A block of data:
########################################

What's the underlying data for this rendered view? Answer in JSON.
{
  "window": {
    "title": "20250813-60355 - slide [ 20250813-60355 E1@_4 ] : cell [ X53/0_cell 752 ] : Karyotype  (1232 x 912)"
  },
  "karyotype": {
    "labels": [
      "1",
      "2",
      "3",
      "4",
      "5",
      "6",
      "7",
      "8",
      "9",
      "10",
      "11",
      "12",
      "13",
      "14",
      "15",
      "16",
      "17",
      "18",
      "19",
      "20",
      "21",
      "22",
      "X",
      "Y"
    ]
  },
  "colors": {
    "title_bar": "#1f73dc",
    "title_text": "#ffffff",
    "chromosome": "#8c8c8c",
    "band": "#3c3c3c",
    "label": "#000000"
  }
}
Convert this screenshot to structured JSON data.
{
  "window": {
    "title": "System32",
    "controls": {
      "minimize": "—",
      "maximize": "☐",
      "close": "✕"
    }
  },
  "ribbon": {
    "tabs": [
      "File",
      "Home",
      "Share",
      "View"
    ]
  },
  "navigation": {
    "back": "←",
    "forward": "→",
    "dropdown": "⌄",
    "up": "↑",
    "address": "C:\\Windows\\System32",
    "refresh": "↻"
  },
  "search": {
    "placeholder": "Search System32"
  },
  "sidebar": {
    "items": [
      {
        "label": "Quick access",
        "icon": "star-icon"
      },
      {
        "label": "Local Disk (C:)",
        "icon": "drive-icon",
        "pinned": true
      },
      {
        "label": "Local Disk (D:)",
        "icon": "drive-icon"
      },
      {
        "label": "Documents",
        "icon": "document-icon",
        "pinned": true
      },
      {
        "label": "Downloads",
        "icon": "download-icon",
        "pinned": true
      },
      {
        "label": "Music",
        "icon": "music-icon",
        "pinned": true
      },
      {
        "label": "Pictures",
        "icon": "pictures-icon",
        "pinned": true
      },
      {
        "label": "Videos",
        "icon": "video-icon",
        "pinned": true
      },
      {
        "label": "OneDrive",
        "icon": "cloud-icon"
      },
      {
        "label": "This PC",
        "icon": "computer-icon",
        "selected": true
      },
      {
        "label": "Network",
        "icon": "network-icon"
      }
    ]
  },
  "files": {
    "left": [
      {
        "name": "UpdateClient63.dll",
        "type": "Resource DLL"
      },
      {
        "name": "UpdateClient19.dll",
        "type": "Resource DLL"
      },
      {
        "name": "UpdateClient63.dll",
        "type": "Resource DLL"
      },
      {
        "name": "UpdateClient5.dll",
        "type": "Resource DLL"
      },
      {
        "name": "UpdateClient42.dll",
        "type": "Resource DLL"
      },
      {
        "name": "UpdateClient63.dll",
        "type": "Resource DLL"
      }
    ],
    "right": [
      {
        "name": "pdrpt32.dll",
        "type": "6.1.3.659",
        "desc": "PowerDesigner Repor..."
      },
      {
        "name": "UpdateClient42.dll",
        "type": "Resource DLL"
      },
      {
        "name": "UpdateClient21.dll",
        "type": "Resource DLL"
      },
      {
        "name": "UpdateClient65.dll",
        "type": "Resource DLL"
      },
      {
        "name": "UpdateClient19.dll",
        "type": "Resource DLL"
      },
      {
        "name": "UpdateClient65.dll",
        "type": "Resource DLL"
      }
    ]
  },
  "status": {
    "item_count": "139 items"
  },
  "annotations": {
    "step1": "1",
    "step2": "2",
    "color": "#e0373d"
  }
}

########################################

## WHAT YOU NEED TO DO
Retype every entry above, word for word.

## RESULT FOR THIS TASK
What's the underlying data for this rendered view? Answer in JSON.
{
  "window": {
    "title": "20250813-60355 - slide [ 20250813-60355 E1@_4 ] : cell [ X53/0_cell 752 ] : Karyotype  (1232 x 912)"
  },
  "karyotype": {
    "labels": [
      "1",
      "2",
      "3",
      "4",
      "5",
      "6",
      "7",
      "8",
      "9",
      "10",
      "11",
      "12",
      "13",
      "14",
      "15",
      "16",
      "17",
      "18",
      "19",
      "20",
      "21",
      "22",
      "X",
      "Y"
    ]
  },
  "colors": {
    "title_bar": "#1f73dc",
    "title_text": "#ffffff",
    "chromosome": "#8c8c8c",
    "band": "#3c3c3c",
    "label": "#000000"
  }
}
Convert this screenshot to structured JSON data.
{
  "window": {
    "title": "System32",
    "controls": {
      "minimize": "—",
      "maximize": "☐",
      "close": "✕"
    }
  },
  "ribbon": {
    "tabs": [
      "File",
      "Home",
      "Share",
      "View"
    ]
  },
  "navigation": {
    "back": "←",
    "forward": "→",
    "dropdown": "⌄",
    "up": "↑",
    "address": "C:\\Windows\\System32",
    "refresh": "↻"
  },
  "search": {
    "placeholder": "Search System32"
  },
  "sidebar": {
    "items": [
      {
        "label": "Quick access",
        "icon": "star-icon"
      },
      {
        "label": "Local Disk (C:)",
        "icon": "drive-icon",
        "pinned": true
      },
      {
        "label": "Local Disk (D:)",
        "icon": "drive-icon"
      },
      {
        "label": "Documents",
        "icon": "document-icon",
        "pinned": true
      },
      {
        "label": "Downloads",
        "icon": "download-icon",
        "pinned": true
      },
      {
        "label": "Music",
        "icon": "music-icon",
        "pinned": true
      },
      {
        "label": "Pictures",
        "icon": "pictures-icon",
        "pinned": true
      },
      {
        "label": "Videos",
        "icon": "video-icon",
        "pinned": true
      },
      {
        "label": "OneDrive",
        "icon": "cloud-icon"
      },
      {
        "label": "This PC",
        "icon": "computer-icon",
        "selected": true
      },
      {
        "label": "Network",
        "icon": "network-icon"
      }
    ]
  },
  "files": {
    "left": [
      {
        "name": "UpdateClient63.dll",
        "type": "Resource DLL"
      },
      {
        "name": "UpdateClient19.dll",
        "type": "Resource DLL"
      },
      {
        "name": "UpdateClient63.dll",
        "type": "Resource DLL"
      },
      {
        "name": "UpdateClient5.dll",
        "type": "Resource DLL"
      },
      {
        "name": "UpdateClient42.dll",
        "type": "Resource DLL"
      },
      {
        "name": "UpdateClient63.dll",
        "type": "Resource DLL"
      }
    ],
    "right": [
      {
        "name": "pdrpt32.dll",
        "type": "6.1.3.659",
        "desc": "PowerDesigner Repor..."
      },
      {
        "name": "UpdateClient42.dll",
        "type": "Resource DLL"
      },
      {
        "name": "UpdateClient21.dll",
        "type": "Resource DLL"
      },
      {
        "name": "UpdateClient65.dll",
        "type": "Resource DLL"
      },
      {
        "name": "UpdateClient19.dll",
        "type": "Resource DLL"
      },
      {
        "name": "UpdateClient65.dll",
        "type": "Resource DLL"
      }
    ]
  },
  "status": {
    "item_count": "139 items"
  },
  "annotations": {
    "step1": "1",
    "step2": "2",
    "color": "#e0373d"
  }
}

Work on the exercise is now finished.